◆ **Problem to solve**
Select, from the material below, each line with "source" in it.

◆ **Information provided**
____
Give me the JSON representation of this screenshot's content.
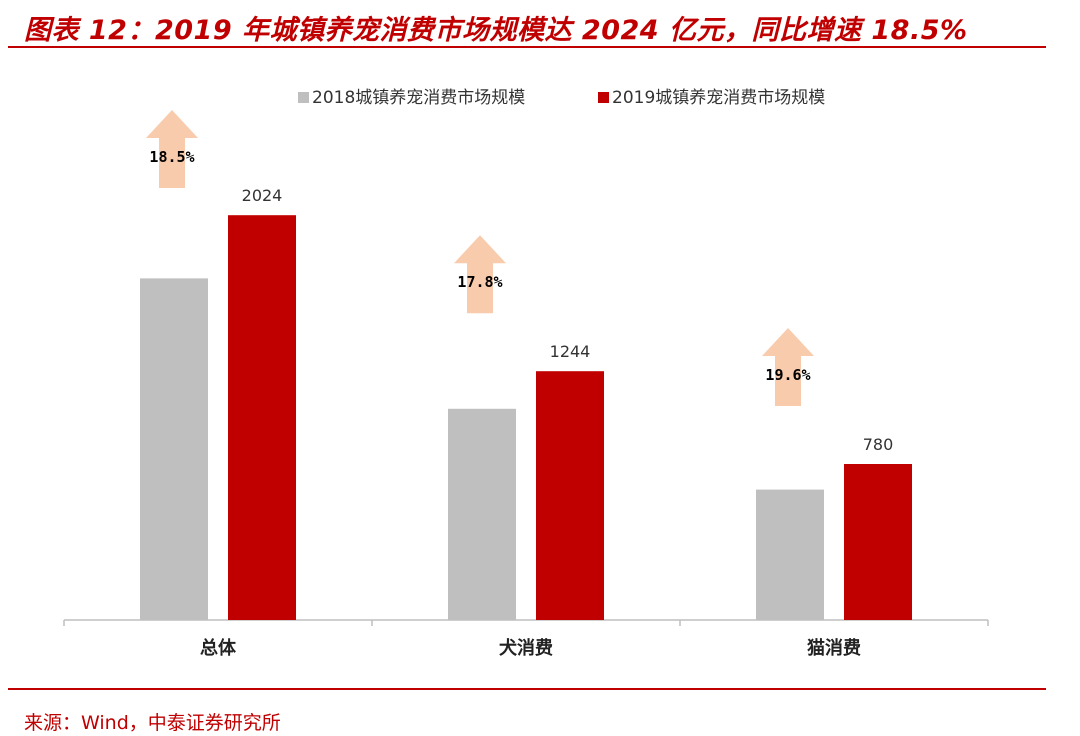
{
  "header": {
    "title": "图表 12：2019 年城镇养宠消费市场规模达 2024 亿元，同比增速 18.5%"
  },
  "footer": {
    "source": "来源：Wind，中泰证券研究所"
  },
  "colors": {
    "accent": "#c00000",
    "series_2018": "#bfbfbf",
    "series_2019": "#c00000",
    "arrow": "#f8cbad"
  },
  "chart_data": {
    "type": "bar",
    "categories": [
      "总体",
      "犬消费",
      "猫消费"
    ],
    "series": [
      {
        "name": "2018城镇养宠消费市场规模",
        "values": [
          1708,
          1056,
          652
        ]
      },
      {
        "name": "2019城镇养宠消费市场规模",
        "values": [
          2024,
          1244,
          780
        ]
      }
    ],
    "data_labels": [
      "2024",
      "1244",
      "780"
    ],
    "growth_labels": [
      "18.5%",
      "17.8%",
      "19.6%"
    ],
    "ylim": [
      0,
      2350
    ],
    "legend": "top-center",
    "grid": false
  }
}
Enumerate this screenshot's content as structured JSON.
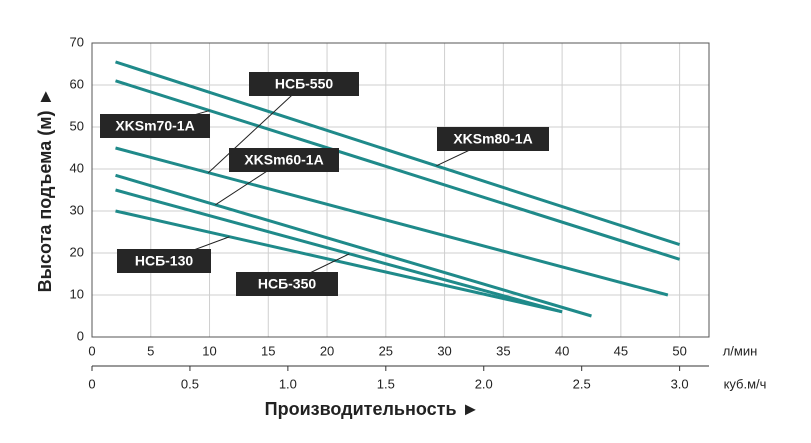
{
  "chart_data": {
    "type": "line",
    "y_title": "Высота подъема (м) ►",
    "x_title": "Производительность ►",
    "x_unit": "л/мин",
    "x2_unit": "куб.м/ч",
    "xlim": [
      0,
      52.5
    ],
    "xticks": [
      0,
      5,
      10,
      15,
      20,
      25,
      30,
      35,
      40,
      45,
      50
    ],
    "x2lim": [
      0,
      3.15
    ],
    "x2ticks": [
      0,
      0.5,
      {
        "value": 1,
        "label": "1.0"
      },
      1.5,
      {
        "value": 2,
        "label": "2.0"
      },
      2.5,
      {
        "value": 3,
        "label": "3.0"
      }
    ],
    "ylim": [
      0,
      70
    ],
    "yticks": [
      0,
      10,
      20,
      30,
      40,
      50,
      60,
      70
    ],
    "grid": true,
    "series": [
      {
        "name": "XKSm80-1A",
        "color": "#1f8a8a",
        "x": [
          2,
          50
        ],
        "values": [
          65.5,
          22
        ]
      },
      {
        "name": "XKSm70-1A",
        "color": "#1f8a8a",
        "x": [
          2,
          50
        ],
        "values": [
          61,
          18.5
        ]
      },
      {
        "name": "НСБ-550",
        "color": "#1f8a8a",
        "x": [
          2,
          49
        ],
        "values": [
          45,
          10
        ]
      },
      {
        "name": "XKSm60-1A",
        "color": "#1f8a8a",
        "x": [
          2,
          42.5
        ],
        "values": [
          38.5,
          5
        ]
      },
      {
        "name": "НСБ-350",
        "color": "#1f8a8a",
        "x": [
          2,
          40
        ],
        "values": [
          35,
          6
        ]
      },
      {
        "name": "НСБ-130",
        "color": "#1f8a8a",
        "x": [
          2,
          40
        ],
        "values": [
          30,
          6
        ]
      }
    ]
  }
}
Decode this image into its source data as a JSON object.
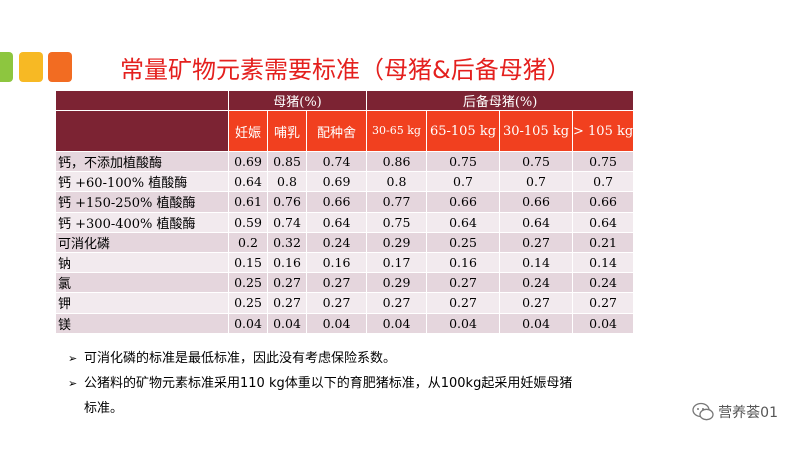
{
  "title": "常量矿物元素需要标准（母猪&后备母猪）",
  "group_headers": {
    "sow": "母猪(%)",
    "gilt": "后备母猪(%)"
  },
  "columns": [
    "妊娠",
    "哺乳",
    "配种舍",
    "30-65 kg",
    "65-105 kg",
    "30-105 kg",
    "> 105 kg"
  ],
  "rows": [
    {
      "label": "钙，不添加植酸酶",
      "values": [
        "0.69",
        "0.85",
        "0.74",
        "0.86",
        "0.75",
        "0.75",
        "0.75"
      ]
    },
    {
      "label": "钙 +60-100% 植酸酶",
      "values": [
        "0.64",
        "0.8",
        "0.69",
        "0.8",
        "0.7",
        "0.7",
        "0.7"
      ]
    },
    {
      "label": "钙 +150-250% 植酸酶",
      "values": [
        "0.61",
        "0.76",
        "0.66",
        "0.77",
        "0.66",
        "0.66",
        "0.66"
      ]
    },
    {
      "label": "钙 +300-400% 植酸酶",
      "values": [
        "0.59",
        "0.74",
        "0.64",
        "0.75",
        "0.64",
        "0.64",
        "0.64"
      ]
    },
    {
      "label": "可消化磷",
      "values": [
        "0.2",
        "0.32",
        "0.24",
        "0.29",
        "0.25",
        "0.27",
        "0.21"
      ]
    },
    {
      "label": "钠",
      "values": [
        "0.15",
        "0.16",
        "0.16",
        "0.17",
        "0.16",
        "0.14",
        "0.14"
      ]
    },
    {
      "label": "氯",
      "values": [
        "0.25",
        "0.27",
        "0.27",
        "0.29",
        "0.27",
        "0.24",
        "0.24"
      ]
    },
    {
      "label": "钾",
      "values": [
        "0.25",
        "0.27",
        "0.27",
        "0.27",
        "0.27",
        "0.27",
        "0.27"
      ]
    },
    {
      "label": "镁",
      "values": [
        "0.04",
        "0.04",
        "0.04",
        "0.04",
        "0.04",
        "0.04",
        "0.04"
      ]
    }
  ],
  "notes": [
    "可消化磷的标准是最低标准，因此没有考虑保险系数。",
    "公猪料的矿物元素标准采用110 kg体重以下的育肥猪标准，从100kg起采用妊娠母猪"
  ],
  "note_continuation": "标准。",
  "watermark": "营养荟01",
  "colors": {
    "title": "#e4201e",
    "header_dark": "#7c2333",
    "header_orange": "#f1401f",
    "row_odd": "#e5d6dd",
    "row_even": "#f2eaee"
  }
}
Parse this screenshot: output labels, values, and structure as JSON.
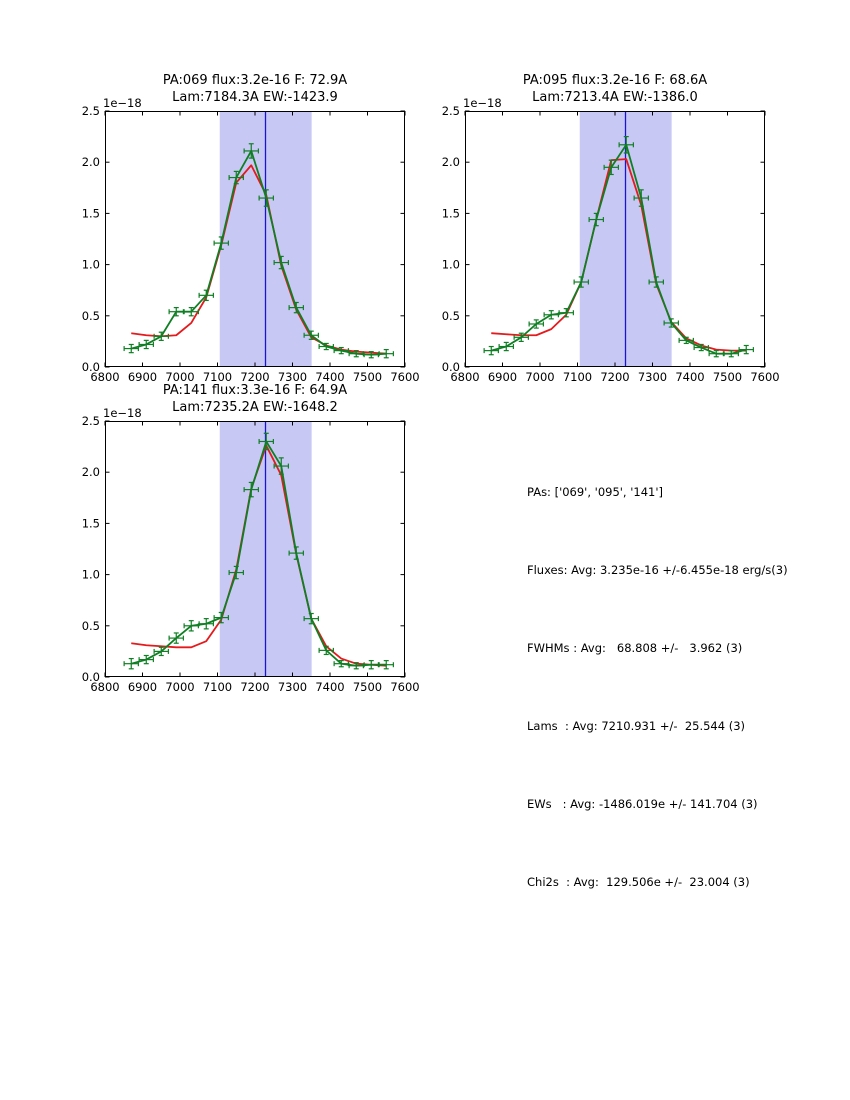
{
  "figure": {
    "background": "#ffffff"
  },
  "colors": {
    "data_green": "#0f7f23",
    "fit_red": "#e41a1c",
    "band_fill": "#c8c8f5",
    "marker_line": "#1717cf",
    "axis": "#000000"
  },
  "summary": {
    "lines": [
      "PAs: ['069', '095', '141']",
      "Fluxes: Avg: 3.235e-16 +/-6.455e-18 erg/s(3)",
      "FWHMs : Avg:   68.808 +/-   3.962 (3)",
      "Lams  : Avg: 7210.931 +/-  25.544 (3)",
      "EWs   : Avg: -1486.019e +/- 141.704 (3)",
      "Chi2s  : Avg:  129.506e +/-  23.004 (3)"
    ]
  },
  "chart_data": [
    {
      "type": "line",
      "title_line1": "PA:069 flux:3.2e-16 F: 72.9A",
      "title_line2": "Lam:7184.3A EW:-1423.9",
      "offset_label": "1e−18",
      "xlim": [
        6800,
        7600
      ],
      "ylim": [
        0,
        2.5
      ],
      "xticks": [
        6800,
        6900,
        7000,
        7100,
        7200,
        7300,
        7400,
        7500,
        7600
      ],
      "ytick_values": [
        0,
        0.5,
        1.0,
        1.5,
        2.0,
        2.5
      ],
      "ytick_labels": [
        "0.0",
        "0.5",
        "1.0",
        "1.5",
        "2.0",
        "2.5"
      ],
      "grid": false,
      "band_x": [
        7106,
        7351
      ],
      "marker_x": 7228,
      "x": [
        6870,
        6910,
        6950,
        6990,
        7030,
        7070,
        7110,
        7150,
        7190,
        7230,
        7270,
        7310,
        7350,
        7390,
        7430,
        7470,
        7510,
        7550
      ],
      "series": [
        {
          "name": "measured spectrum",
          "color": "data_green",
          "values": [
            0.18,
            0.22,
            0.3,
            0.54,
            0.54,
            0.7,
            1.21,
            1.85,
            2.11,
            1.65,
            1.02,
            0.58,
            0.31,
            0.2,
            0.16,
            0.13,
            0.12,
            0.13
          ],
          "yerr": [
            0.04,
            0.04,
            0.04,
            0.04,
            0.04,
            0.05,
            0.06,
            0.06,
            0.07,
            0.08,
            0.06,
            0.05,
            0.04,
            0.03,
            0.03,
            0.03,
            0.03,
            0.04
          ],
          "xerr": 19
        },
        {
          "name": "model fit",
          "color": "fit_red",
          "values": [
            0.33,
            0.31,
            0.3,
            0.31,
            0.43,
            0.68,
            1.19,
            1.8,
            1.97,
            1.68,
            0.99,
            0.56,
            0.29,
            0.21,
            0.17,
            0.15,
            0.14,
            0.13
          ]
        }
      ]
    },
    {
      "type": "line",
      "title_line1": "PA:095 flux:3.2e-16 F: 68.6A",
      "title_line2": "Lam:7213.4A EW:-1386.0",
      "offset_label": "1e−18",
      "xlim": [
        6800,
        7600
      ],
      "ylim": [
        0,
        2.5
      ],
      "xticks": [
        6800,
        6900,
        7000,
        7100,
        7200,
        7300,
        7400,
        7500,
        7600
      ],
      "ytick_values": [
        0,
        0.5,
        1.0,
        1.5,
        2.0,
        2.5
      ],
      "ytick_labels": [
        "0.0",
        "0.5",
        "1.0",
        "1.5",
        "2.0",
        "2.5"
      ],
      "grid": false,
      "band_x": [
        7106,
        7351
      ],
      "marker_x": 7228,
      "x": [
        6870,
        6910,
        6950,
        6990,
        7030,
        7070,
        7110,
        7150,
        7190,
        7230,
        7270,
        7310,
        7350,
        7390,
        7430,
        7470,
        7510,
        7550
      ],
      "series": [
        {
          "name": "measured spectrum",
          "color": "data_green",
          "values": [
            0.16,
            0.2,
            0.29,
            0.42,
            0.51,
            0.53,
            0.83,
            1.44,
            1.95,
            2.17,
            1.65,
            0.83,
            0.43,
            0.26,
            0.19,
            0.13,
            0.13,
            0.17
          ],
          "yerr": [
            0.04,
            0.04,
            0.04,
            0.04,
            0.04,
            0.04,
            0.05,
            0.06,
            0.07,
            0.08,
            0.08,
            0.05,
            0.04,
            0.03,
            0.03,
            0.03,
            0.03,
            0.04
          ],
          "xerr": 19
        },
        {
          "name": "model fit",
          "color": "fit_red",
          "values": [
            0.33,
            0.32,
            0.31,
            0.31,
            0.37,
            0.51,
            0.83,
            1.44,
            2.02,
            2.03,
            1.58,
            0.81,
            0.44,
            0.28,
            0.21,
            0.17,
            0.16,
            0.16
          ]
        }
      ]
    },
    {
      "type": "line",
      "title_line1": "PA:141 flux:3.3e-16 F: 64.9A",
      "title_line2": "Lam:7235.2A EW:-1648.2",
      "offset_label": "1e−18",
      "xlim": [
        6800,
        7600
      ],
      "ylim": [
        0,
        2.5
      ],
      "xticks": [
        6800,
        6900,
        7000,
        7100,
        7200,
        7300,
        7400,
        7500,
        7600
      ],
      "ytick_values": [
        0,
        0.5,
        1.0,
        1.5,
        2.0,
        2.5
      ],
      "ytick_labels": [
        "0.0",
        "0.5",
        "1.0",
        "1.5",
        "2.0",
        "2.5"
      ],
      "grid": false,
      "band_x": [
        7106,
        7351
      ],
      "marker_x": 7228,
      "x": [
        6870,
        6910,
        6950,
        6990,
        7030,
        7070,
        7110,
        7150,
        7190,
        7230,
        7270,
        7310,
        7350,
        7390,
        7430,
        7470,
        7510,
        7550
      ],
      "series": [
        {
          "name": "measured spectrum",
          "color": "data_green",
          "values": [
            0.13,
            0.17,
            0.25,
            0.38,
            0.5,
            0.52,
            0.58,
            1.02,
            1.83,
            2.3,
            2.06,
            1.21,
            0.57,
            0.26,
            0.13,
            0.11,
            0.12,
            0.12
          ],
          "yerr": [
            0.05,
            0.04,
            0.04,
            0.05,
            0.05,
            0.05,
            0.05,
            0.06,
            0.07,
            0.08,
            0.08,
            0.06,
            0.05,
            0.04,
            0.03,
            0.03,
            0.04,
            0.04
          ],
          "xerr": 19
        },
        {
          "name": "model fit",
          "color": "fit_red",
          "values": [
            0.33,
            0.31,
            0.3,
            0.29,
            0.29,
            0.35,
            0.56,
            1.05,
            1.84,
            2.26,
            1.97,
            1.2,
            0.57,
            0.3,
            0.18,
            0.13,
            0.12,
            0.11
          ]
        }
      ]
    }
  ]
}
____
◆ **The completed task**
    "source": "来源：Wind，中泰证券研究所"
Decode this image into its source data as a JSON object.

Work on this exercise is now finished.